### EXERCISE INSTRUCTIONS
1. According to the review of the film Balloon, who plays the mother, Drolka?
2. Carry on writing the review of the film Balloon, starting after its final sentence.

### DOCUMENT

Balloon (Qi qiu, China, 2019) – GFF2

The balloons are condoms

Although the film is slated as Chinese, it is in essence Tibetan (although writer-director Tseden Pema is Chinese): it’s set in rural Tibet and, I believe, most of the dialogue is Tibetan. Key is the Buddhist religion which, alongside China’s ‘one child’ policy, introduced in 1985, are the restraints on the ordinary people’s lives we observe. From a western perspective (I’ve never been to Tibet) the ‘slice of life’ aspect gives the film an ethnographic feel (which is one of the delights of ‘world’ cinema). Only three actors are listed on imdb so it’s likely most of the cast are non professionals which, along with the location shooting, adds to the authenticity of what we’re seeing. However, the film is also a melodrama, a heightened version of reality, and, as the title suggests, the balloons are representative.

The film starts with the Dargye (Jinpa – above right) arriving to provide supplies to his dad who’s tending sheep and the lively youngsters. We see the scene through what appears to be a misty lens which transpires to be a subjective shot from one of the boys through the balloon they found under their parents’ pillow. The ‘balloons’ are condoms and so links directly to the information we are give right at the start which informs us of the ‘one child’ policy introduced in 1985. Any family having more than one is fined and as this particular family are scrimping to send an elder son to college, this would have serious consequences. The family’s eldest child has become a nun after an unspecified trauma in a relationship with a man who now teaches at the boy’s college: a perfect example of melodramatic narrative coincidence. The teacher’s written an acclaimed novel, called Balloon, about that relationship which he gives to her when she picks up her brother for the summer holidays.

In the narrative, women are more important than men even though the society is patriarchal. The mother, Drolka (Sonam Wongmo), seeks sterilisation from an enlightened doctor (female) and when she becomes pregnant the drama reaches a crisis. There’s some humour, particularly over the young boys’ bargaining with their mates with the ‘balloons’.

### EXTRACTED DATA
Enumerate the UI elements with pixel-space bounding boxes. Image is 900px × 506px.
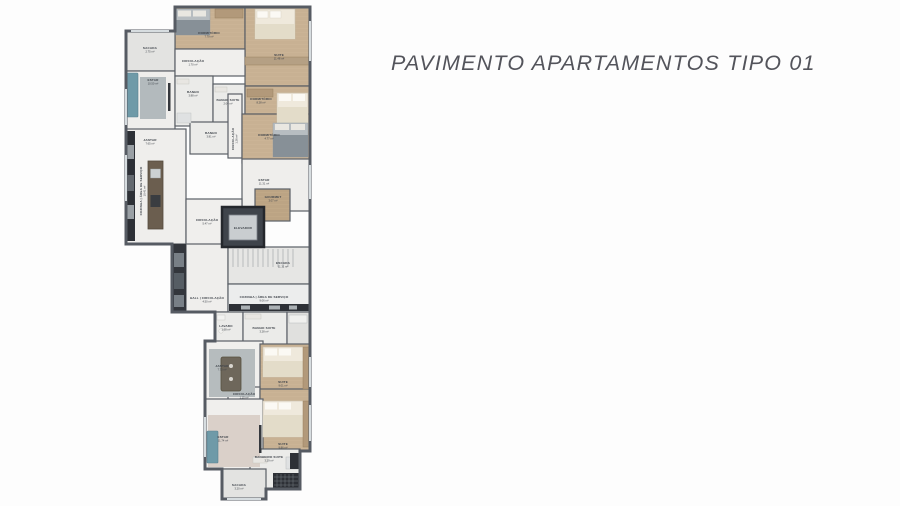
svg-text:SUITE: SUITE — [278, 380, 288, 384]
svg-text:3.88 m²: 3.88 m² — [188, 94, 197, 98]
svg-text:11.48 m²: 11.48 m² — [274, 57, 285, 61]
svg-text:SUITE: SUITE — [274, 53, 284, 57]
svg-text:1.15 m²: 1.15 m² — [239, 396, 248, 400]
svg-text:1.26 m²: 1.26 m² — [235, 134, 239, 143]
svg-text:1.70 m²: 1.70 m² — [188, 63, 197, 67]
svg-text:10.50 m²: 10.50 m² — [148, 82, 159, 86]
svg-text:CIRCULAÇÃO: CIRCULAÇÃO — [182, 58, 205, 63]
svg-text:2.75 m²: 2.75 m² — [145, 50, 154, 54]
svg-text:3.20 m²: 3.20 m² — [234, 487, 243, 491]
svg-text:DORMITÓRIO: DORMITÓRIO — [258, 132, 280, 137]
svg-text:COZINHA | ÁREA DE SERVIÇO: COZINHA | ÁREA DE SERVIÇO — [138, 166, 143, 215]
svg-text:CIRCULAÇÃO: CIRCULAÇÃO — [196, 217, 219, 222]
svg-text:BANHO SUITE: BANHO SUITE — [217, 98, 240, 102]
svg-text:ESTAR: ESTAR — [258, 178, 270, 182]
svg-text:3.29 m²: 3.29 m² — [264, 459, 273, 463]
svg-text:8.28 m²: 8.28 m² — [256, 101, 265, 105]
room-label-elevador: ELEVADOR — [234, 226, 253, 230]
room-label-estar-2: ESTAR 11.31 m² — [258, 178, 270, 186]
svg-text:ESTAR: ESTAR — [217, 435, 229, 439]
svg-text:BANHO SUITE: BANHO SUITE — [253, 326, 276, 330]
svg-text:ESTAR: ESTAR — [147, 78, 159, 82]
svg-text:COZINHA | ÁREA DE SERVIÇO: COZINHA | ÁREA DE SERVIÇO — [240, 294, 289, 299]
svg-text:JANTAR: JANTAR — [215, 364, 229, 368]
svg-text:9.86 m²: 9.86 m² — [278, 446, 287, 450]
svg-text:5.47 m²: 5.47 m² — [202, 222, 211, 226]
room-label-suite-3: SUITE 9.86 m² — [278, 442, 288, 450]
svg-text:JANTAR: JANTAR — [143, 138, 157, 142]
svg-text:4.50 m²: 4.50 m² — [202, 300, 211, 304]
svg-text:DORMITÓRIO: DORMITÓRIO — [250, 96, 272, 101]
svg-text:2.04 m²: 2.04 m² — [223, 102, 232, 106]
svg-text:SACADA: SACADA — [143, 46, 158, 50]
svg-text:7.79 m²: 7.79 m² — [204, 35, 213, 39]
svg-text:BANHO: BANHO — [187, 90, 200, 94]
svg-text:SACADA: SACADA — [232, 483, 247, 487]
room-label-suite-top: SUITE 11.48 m² — [274, 53, 285, 61]
room-label-estar-top: ESTAR 10.50 m² — [147, 78, 159, 86]
svg-text:ESCADA: ESCADA — [276, 261, 291, 265]
svg-text:1.68 m²: 1.68 m² — [221, 328, 230, 332]
svg-text:9.01 m²: 9.01 m² — [278, 384, 287, 388]
svg-text:3.81 m²: 3.81 m² — [206, 135, 215, 139]
svg-text:7.65 m²: 7.65 m² — [145, 142, 154, 146]
svg-text:7.73 m²: 7.73 m² — [217, 368, 226, 372]
page-title: PAVIMENTO APARTAMENTOS TIPO 01 — [391, 51, 816, 76]
room-label-suite-2: SUITE 9.01 m² — [278, 380, 288, 388]
svg-text:DORMITÓRIO: DORMITÓRIO — [198, 30, 220, 35]
svg-text:3.28 m²: 3.28 m² — [259, 330, 268, 334]
svg-text:4.77 m²: 4.77 m² — [264, 137, 273, 141]
svg-text:CIRCULAÇÃO: CIRCULAÇÃO — [233, 391, 256, 396]
svg-text:SUITE: SUITE — [278, 442, 288, 446]
svg-text:BANHO: BANHO — [205, 131, 218, 135]
svg-text:ELEVADOR: ELEVADOR — [234, 226, 253, 230]
svg-text:3.07 m²: 3.07 m² — [268, 199, 277, 203]
svg-text:11.11 m²: 11.11 m² — [278, 265, 288, 269]
svg-text:LAVABO: LAVABO — [219, 324, 233, 328]
svg-text:11.31 m²: 11.31 m² — [259, 182, 270, 186]
floor-plan-svg: SACADA 2.75 m² DORMITÓRIO 7.79 m² SUITE … — [123, 5, 313, 501]
svg-text:10.41 m²: 10.41 m² — [143, 186, 147, 197]
room-label-estar-3: ESTAR 11.74 m² — [217, 435, 229, 443]
svg-text:CIRCULAÇÃO: CIRCULAÇÃO — [230, 127, 235, 150]
svg-text:HALL | CIRCULAÇÃO: HALL | CIRCULAÇÃO — [190, 295, 225, 300]
svg-text:11.74 m²: 11.74 m² — [218, 439, 229, 443]
room-escada — [228, 247, 310, 284]
svg-text:9.06 m²: 9.06 m² — [259, 299, 268, 303]
floor-plan: SACADA 2.75 m² DORMITÓRIO 7.79 m² SUITE … — [123, 5, 313, 501]
svg-text:BANHEIRO SUITE: BANHEIRO SUITE — [255, 455, 284, 459]
svg-text:GOURMET: GOURMET — [265, 195, 282, 199]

### ANSWERS BY TASK
1. Sonam Wongmo

2.
The narrative deals the clashes with tradition (particularly religion) in the context of China’s oppressive policy of the time. The time is something of a confusion: at one point the dad has what looks like a small mobile phone (placing the film late in the 20th century at the earliest) and a news broadcast about the world’s first test tube baby is seen; that was in 1978. I was confused. However Lu Songye’s stunning cinematography creates a ‘bleached’ mise en scene that is accentuated with spots of colour (a red sweater, for instance). As to what the balloons represent? I think it is the future (the condoms prevent children in the future) and the teacher is trying to mend his relationship with the sister. Pema finishes with another humorous scenes featuring the boys but there’s a devastating ending too…  I need to seek out the directors’ other six features.

So Long, My Son (Dijiutianchang, China, 2019)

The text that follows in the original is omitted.